Supplied data
▶
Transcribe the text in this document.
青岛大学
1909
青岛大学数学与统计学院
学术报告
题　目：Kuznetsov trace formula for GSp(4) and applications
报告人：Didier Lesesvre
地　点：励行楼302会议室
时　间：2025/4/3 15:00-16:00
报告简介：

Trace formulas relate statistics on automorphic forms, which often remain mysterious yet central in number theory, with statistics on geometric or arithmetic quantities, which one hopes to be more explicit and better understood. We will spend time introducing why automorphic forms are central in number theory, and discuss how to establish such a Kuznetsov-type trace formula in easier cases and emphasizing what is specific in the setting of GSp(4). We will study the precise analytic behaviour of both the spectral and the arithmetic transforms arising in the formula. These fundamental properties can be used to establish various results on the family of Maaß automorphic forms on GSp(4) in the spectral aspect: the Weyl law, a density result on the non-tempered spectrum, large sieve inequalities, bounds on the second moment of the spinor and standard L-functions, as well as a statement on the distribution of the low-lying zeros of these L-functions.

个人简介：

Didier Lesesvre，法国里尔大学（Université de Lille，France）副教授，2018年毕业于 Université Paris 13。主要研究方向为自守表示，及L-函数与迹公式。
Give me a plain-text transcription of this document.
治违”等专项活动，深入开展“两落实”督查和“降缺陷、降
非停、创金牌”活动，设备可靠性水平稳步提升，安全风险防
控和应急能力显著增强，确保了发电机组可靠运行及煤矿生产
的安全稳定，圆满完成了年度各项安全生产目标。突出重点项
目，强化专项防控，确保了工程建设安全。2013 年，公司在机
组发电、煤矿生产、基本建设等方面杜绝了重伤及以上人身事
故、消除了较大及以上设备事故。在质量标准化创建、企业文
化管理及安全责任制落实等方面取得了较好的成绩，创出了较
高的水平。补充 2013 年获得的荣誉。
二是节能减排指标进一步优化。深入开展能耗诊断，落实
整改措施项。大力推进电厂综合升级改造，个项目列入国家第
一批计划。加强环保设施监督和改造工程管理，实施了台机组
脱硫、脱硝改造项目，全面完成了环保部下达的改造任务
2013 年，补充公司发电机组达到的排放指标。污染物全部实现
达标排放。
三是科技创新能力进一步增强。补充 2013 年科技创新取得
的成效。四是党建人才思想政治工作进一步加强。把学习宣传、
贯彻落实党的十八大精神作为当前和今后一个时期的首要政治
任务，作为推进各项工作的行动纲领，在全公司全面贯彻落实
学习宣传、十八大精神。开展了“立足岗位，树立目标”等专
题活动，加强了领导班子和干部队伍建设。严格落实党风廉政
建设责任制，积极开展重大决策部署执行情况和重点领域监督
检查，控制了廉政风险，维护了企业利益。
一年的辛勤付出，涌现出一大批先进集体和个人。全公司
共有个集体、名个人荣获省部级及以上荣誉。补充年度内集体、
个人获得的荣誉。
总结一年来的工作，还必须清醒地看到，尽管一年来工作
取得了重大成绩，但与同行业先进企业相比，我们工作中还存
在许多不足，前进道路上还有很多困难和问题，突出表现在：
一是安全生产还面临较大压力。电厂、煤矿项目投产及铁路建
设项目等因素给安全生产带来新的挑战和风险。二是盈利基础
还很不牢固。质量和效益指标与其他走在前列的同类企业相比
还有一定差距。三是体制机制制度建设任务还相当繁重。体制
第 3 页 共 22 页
◀
What needs to be done
Set every line of the listing down word for word.

The reply
Transcribe the text in this document.
青岛大学
1909
青岛大学数学与统计学院
学术报告
题　目：Kuznetsov trace formula for GSp(4) and applications
报告人：Didier Lesesvre
地　点：励行楼302会议室
时　间：2025/4/3 15:00-16:00
报告简介：

Trace formulas relate statistics on automorphic forms, which often remain mysterious yet central in number theory, with statistics on geometric or arithmetic quantities, which one hopes to be more explicit and better understood. We will spend time introducing why automorphic forms are central in number theory, and discuss how to establish such a Kuznetsov-type trace formula in easier cases and emphasizing what is specific in the setting of GSp(4). We will study the precise analytic behaviour of both the spectral and the arithmetic transforms arising in the formula. These fundamental properties can be used to establish various results on the family of Maaß automorphic forms on GSp(4) in the spectral aspect: the Weyl law, a density result on the non-tempered spectrum, large sieve inequalities, bounds on the second moment of the spinor and standard L-functions, as well as a statement on the distribution of the low-lying zeros of these L-functions.

个人简介：

Didier Lesesvre，法国里尔大学（Université de Lille，France）副教授，2018年毕业于 Université Paris 13。主要研究方向为自守表示，及L-函数与迹公式。
Give me a plain-text transcription of this document.
治违”等专项活动，深入开展“两落实”督查和“降缺陷、降
非停、创金牌”活动，设备可靠性水平稳步提升，安全风险防
控和应急能力显著增强，确保了发电机组可靠运行及煤矿生产
的安全稳定，圆满完成了年度各项安全生产目标。突出重点项
目，强化专项防控，确保了工程建设安全。2013 年，公司在机
组发电、煤矿生产、基本建设等方面杜绝了重伤及以上人身事
故、消除了较大及以上设备事故。在质量标准化创建、企业文
化管理及安全责任制落实等方面取得了较好的成绩，创出了较
高的水平。补充 2013 年获得的荣誉。
二是节能减排指标进一步优化。深入开展能耗诊断，落实
整改措施项。大力推进电厂综合升级改造，个项目列入国家第
一批计划。加强环保设施监督和改造工程管理，实施了台机组
脱硫、脱硝改造项目，全面完成了环保部下达的改造任务
2013 年，补充公司发电机组达到的排放指标。污染物全部实现
达标排放。
三是科技创新能力进一步增强。补充 2013 年科技创新取得
的成效。四是党建人才思想政治工作进一步加强。把学习宣传、
贯彻落实党的十八大精神作为当前和今后一个时期的首要政治
任务，作为推进各项工作的行动纲领，在全公司全面贯彻落实
学习宣传、十八大精神。开展了“立足岗位，树立目标”等专
题活动，加强了领导班子和干部队伍建设。严格落实党风廉政
建设责任制，积极开展重大决策部署执行情况和重点领域监督
检查，控制了廉政风险，维护了企业利益。
一年的辛勤付出，涌现出一大批先进集体和个人。全公司
共有个集体、名个人荣获省部级及以上荣誉。补充年度内集体、
个人获得的荣誉。
总结一年来的工作，还必须清醒地看到，尽管一年来工作
取得了重大成绩，但与同行业先进企业相比，我们工作中还存
在许多不足，前进道路上还有很多困难和问题，突出表现在：
一是安全生产还面临较大压力。电厂、煤矿项目投产及铁路建
设项目等因素给安全生产带来新的挑战和风险。二是盈利基础
还很不牢固。质量和效益指标与其他走在前列的同类企业相比
还有一定差距。三是体制机制制度建设任务还相当繁重。体制
第 3 页 共 22 页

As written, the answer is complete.